• Task
Transcribe verbatim the rows from the first one through the row that contains "staticText: mc bbox=[91, 593, 179, 677]", with both of those rows included.

• Task material
┏━━

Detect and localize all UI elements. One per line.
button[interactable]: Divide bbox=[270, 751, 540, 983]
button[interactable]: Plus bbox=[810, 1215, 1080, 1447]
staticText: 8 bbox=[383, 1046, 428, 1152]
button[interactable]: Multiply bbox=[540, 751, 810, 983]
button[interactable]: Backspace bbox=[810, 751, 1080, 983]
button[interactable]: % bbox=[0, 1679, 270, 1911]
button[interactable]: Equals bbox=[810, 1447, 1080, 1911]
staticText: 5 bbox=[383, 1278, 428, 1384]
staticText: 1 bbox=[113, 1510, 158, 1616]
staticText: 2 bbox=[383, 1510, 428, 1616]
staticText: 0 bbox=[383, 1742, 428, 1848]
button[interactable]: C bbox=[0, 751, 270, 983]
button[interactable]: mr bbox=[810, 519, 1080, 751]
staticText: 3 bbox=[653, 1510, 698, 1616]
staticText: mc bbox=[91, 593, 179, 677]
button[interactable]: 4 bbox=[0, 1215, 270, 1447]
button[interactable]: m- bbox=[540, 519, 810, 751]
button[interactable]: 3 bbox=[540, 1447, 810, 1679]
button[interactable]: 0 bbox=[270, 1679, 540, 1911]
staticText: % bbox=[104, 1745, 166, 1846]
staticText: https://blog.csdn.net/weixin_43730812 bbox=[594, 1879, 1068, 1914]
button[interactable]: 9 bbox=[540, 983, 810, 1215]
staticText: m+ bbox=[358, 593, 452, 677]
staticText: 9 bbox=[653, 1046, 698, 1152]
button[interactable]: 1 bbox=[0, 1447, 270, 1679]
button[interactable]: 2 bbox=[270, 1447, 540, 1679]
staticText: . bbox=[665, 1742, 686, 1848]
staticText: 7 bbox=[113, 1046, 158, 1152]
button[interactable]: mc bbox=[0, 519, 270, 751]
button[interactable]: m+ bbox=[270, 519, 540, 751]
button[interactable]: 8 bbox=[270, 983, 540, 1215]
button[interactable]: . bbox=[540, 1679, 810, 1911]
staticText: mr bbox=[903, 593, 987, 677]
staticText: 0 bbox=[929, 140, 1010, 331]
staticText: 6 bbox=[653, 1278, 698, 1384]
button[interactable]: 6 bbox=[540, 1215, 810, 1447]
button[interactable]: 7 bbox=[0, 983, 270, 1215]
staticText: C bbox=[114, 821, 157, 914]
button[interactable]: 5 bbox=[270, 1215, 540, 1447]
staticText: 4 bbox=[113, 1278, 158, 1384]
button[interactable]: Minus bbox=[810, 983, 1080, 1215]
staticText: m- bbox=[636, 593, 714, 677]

┗━━

• Solution for this exercise
Detect and localize all UI elements. One per line.
button[interactable]: Divide bbox=[270, 751, 540, 983]
button[interactable]: Plus bbox=[810, 1215, 1080, 1447]
staticText: 8 bbox=[383, 1046, 428, 1152]
button[interactable]: Multiply bbox=[540, 751, 810, 983]
button[interactable]: Backspace bbox=[810, 751, 1080, 983]
button[interactable]: % bbox=[0, 1679, 270, 1911]
button[interactable]: Equals bbox=[810, 1447, 1080, 1911]
staticText: 5 bbox=[383, 1278, 428, 1384]
staticText: 1 bbox=[113, 1510, 158, 1616]
staticText: 2 bbox=[383, 1510, 428, 1616]
staticText: 0 bbox=[383, 1742, 428, 1848]
button[interactable]: C bbox=[0, 751, 270, 983]
button[interactable]: mr bbox=[810, 519, 1080, 751]
staticText: 3 bbox=[653, 1510, 698, 1616]
staticText: mc bbox=[91, 593, 179, 677]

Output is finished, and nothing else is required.